►

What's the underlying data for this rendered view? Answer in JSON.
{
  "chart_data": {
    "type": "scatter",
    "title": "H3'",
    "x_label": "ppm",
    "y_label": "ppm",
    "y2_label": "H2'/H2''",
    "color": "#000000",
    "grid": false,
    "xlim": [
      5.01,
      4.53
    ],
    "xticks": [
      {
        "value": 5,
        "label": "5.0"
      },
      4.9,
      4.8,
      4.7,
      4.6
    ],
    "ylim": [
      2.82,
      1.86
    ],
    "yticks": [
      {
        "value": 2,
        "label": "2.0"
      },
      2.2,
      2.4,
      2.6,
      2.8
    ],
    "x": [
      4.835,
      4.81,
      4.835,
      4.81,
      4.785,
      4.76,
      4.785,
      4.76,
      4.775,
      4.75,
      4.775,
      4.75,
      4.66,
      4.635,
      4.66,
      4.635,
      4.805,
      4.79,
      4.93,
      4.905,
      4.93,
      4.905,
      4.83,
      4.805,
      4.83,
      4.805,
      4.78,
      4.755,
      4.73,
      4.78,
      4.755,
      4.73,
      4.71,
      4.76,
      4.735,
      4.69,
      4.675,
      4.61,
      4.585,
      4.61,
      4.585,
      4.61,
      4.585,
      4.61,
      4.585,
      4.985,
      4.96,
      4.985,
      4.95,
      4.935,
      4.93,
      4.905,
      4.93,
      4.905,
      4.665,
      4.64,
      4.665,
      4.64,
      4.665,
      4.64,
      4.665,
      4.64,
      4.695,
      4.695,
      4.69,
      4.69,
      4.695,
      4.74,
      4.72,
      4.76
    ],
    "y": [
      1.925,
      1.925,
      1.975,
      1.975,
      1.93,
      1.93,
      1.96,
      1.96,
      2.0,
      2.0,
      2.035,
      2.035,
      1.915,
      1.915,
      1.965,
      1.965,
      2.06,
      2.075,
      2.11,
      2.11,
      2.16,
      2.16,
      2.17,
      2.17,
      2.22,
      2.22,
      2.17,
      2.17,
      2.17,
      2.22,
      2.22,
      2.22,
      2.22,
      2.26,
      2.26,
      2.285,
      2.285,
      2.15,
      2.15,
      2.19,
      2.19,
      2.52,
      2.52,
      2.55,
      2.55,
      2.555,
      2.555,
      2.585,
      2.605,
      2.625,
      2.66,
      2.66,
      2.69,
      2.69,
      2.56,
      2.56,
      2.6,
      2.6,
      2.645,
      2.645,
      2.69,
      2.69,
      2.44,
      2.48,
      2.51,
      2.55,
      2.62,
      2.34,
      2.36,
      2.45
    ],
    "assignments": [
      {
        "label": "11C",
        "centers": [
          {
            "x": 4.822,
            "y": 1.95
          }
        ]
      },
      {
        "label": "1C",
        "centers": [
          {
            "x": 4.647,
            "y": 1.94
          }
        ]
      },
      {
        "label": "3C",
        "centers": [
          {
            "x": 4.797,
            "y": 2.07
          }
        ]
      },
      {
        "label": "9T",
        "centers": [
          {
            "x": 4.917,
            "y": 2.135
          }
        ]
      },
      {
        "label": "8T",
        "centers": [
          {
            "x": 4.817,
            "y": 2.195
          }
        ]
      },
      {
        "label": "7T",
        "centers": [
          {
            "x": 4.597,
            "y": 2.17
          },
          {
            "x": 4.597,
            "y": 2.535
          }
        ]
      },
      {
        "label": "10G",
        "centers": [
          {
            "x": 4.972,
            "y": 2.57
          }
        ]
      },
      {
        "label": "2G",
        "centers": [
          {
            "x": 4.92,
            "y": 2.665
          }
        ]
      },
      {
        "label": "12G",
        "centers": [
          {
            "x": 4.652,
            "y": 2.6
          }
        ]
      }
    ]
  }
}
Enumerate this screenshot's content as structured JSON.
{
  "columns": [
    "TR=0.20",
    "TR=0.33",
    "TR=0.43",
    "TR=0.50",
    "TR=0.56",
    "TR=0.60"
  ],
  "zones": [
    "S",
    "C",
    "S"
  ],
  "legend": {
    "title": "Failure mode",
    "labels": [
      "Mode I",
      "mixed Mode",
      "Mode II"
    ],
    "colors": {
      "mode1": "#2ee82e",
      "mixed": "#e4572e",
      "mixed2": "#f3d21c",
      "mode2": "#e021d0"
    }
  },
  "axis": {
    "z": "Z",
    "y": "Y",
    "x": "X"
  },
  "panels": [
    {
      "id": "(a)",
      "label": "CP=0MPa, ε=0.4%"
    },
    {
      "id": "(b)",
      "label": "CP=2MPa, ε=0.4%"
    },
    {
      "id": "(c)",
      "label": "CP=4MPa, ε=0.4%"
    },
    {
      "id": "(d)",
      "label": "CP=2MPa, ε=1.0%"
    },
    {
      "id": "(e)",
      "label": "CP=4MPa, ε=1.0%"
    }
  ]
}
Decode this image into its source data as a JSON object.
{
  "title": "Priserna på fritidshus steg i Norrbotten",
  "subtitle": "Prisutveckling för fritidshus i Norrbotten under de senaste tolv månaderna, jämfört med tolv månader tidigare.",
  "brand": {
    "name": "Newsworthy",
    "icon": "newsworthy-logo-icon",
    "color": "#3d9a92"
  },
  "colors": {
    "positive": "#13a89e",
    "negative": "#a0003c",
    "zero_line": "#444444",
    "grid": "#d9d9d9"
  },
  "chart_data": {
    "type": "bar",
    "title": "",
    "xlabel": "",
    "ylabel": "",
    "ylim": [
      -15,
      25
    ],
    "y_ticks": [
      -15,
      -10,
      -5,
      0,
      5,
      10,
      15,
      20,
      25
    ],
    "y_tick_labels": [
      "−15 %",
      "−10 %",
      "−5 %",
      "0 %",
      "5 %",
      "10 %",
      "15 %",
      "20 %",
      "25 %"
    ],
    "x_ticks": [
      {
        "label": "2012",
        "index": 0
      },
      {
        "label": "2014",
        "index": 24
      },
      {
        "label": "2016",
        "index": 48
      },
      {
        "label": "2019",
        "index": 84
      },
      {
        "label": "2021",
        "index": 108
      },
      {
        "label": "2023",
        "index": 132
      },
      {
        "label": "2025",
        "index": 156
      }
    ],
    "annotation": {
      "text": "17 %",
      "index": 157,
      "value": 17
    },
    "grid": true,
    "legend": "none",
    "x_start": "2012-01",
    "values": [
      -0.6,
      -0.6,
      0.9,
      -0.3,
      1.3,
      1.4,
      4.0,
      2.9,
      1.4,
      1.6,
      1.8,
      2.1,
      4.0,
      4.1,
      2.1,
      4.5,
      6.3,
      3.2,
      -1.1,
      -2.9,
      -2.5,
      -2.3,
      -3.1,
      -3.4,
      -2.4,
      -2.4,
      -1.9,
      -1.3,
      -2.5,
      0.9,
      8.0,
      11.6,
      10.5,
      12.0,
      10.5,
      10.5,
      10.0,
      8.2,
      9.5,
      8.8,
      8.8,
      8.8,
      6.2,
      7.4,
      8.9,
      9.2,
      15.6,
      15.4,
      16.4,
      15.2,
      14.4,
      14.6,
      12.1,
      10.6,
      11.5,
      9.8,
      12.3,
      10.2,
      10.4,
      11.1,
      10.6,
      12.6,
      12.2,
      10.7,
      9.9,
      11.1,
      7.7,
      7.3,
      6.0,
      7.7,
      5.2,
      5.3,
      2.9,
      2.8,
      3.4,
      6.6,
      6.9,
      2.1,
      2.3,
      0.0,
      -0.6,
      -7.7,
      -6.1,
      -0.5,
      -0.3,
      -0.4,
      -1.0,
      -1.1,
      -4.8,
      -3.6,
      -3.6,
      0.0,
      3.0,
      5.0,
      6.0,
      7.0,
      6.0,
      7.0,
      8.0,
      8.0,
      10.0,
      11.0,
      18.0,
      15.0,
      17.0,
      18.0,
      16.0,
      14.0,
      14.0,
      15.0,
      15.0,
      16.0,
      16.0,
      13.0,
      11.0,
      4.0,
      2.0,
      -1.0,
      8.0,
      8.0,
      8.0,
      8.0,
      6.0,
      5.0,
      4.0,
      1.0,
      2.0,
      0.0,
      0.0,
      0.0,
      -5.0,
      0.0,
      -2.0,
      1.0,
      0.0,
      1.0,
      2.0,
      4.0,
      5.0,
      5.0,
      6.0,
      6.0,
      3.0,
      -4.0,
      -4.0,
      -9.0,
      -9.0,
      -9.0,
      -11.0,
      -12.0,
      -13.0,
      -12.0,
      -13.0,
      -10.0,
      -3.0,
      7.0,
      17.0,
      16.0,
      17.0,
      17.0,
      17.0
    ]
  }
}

◄

- **WHAT YOU NEED TO DO**: Pick out, from the lines above, every one that contains the string "JSON".

- **SOLUTION FOR THIS TASK**:
What's the underlying data for this rendered view? Answer in JSON.
Enumerate this screenshot's content as structured JSON.
Decode this image into its source data as a JSON object.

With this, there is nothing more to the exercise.